- _What to do_: Work through the data below line by line and say how many lines hold "document"; give only the number.

- _Data shown_:
»»

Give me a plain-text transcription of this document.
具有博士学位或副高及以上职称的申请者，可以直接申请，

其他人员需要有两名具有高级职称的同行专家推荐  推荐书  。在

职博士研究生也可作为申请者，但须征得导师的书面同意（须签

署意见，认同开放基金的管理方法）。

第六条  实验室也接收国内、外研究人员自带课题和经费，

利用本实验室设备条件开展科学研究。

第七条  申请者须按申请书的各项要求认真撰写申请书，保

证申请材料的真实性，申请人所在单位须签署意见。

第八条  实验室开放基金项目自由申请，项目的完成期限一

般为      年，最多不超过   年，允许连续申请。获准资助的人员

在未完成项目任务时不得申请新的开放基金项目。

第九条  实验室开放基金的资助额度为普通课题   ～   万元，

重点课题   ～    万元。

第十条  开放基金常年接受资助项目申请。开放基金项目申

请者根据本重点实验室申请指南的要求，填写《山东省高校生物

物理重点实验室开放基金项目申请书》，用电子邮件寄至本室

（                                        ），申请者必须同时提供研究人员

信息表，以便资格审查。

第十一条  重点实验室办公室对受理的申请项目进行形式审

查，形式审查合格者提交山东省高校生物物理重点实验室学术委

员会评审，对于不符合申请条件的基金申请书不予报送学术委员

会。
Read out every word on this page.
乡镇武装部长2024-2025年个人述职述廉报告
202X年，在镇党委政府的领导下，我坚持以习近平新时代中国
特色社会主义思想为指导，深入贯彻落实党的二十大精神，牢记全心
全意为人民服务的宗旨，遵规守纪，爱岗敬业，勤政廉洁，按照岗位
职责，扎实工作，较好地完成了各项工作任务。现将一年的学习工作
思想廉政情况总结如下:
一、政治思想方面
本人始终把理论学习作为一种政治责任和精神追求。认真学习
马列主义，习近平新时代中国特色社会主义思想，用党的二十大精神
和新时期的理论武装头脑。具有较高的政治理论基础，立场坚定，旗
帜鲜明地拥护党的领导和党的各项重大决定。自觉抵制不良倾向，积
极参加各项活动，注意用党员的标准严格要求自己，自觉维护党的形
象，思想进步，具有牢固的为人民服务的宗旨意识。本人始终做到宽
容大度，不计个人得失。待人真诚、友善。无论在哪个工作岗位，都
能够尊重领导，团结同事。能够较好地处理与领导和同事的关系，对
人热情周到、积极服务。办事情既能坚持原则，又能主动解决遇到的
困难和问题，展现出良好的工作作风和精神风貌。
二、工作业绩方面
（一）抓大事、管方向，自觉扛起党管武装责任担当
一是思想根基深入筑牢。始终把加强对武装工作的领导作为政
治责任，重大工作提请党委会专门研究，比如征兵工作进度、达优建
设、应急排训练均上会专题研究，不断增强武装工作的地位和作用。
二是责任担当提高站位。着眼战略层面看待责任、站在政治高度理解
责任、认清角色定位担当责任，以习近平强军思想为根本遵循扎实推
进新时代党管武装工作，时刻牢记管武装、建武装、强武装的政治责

««
»»

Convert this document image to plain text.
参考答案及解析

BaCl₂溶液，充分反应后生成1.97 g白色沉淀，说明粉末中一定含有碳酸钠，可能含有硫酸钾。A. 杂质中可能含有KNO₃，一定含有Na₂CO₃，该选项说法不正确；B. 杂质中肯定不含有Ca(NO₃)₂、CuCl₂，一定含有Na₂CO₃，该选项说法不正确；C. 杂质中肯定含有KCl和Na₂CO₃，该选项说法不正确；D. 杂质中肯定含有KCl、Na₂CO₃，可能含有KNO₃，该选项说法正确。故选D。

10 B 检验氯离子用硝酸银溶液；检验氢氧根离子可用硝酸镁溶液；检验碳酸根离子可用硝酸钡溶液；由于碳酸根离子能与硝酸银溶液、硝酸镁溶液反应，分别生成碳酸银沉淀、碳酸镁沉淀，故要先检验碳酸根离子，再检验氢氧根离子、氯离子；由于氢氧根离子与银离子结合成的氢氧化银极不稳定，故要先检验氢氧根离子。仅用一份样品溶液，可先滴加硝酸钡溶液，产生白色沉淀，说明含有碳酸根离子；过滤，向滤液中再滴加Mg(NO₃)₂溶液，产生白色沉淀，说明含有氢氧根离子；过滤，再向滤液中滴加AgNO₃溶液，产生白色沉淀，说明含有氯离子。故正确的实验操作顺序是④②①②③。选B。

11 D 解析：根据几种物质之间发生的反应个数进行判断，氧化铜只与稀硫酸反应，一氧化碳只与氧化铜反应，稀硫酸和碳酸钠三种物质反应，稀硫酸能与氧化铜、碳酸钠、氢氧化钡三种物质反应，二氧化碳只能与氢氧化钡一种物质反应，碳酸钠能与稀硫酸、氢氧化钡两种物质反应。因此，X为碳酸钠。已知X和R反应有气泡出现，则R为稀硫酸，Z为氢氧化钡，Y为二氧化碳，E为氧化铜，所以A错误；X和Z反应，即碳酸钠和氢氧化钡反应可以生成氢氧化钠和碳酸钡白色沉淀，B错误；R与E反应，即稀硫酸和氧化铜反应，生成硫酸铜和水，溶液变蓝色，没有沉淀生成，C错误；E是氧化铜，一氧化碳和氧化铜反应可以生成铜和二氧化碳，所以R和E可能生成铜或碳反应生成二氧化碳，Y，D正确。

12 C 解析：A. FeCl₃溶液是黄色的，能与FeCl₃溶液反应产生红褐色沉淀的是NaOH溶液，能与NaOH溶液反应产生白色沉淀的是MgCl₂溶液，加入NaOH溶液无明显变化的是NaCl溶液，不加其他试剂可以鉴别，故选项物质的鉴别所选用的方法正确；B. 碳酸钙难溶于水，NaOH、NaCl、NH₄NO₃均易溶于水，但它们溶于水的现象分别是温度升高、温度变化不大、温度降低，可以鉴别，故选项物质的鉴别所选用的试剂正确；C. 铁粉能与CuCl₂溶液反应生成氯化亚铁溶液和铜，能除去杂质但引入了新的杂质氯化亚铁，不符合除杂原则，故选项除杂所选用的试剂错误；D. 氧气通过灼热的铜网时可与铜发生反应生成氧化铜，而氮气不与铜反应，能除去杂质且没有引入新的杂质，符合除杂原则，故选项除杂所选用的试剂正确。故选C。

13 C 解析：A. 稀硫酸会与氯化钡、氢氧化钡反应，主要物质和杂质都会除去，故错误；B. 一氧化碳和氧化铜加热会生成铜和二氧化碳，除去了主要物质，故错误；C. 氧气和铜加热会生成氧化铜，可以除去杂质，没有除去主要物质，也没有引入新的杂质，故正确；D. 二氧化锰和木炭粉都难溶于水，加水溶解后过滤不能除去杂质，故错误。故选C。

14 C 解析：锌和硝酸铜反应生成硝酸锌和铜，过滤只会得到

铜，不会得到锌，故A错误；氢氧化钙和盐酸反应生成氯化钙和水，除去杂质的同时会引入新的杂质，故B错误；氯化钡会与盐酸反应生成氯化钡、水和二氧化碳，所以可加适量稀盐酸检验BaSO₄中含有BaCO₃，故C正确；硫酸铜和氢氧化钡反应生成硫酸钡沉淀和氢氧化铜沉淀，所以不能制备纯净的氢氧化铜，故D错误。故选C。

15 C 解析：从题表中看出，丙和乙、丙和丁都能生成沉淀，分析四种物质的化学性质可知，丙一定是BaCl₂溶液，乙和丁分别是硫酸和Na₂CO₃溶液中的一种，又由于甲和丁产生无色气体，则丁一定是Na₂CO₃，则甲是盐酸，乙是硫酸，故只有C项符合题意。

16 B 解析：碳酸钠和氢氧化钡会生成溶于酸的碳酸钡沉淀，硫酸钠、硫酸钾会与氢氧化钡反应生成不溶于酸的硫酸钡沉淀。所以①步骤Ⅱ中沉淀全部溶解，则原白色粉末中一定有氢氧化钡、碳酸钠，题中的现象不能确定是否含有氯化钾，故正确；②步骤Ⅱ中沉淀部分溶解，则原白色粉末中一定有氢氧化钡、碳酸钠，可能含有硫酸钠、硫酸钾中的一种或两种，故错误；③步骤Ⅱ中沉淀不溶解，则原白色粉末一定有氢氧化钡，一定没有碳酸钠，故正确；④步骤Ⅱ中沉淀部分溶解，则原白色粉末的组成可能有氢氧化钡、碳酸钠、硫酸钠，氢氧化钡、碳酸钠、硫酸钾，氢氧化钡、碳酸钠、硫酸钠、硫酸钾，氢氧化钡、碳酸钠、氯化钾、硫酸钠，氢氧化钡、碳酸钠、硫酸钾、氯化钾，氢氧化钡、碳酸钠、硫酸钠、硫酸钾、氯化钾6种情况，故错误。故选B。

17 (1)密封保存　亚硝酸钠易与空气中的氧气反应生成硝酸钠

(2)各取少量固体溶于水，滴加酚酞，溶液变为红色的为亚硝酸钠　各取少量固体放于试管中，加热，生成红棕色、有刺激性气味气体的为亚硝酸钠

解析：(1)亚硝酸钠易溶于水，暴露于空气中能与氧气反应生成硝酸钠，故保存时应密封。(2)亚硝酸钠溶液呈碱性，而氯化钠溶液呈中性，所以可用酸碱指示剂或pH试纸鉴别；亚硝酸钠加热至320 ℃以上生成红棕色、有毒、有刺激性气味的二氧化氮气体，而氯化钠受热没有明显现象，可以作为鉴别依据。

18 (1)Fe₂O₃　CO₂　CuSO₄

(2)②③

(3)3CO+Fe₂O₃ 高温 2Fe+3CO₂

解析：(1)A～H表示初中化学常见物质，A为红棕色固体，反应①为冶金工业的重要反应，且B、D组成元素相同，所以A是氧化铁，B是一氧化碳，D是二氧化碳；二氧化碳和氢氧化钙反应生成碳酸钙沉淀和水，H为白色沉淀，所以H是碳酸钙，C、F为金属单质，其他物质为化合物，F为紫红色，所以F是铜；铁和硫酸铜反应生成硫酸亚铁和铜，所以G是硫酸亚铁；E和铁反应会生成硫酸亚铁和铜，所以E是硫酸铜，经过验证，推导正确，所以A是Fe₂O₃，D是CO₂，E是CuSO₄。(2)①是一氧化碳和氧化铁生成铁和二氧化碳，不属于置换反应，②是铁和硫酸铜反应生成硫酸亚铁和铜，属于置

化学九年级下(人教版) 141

««
»»

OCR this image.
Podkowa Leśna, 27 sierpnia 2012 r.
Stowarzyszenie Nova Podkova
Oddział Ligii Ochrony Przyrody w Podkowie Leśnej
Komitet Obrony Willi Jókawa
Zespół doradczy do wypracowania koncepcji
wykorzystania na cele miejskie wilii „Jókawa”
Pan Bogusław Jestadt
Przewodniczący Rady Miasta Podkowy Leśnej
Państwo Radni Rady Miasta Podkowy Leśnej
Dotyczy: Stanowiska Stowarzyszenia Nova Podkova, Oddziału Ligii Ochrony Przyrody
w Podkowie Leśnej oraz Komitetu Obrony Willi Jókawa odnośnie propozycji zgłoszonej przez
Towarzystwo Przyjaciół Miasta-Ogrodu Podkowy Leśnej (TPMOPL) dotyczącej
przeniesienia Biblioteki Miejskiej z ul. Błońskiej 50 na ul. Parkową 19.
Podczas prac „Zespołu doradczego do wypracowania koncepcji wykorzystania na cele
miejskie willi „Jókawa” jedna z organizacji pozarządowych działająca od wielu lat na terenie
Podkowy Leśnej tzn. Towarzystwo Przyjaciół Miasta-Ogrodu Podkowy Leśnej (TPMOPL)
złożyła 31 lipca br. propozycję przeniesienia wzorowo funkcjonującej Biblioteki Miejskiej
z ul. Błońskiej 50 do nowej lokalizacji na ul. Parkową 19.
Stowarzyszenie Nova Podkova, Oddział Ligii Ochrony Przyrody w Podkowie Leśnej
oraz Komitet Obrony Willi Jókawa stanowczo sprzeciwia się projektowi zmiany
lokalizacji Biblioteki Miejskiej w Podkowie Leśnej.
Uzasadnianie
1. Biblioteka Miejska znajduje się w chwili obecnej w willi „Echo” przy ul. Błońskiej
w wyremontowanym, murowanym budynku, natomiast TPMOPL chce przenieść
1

««

- _Exercise answer_: 2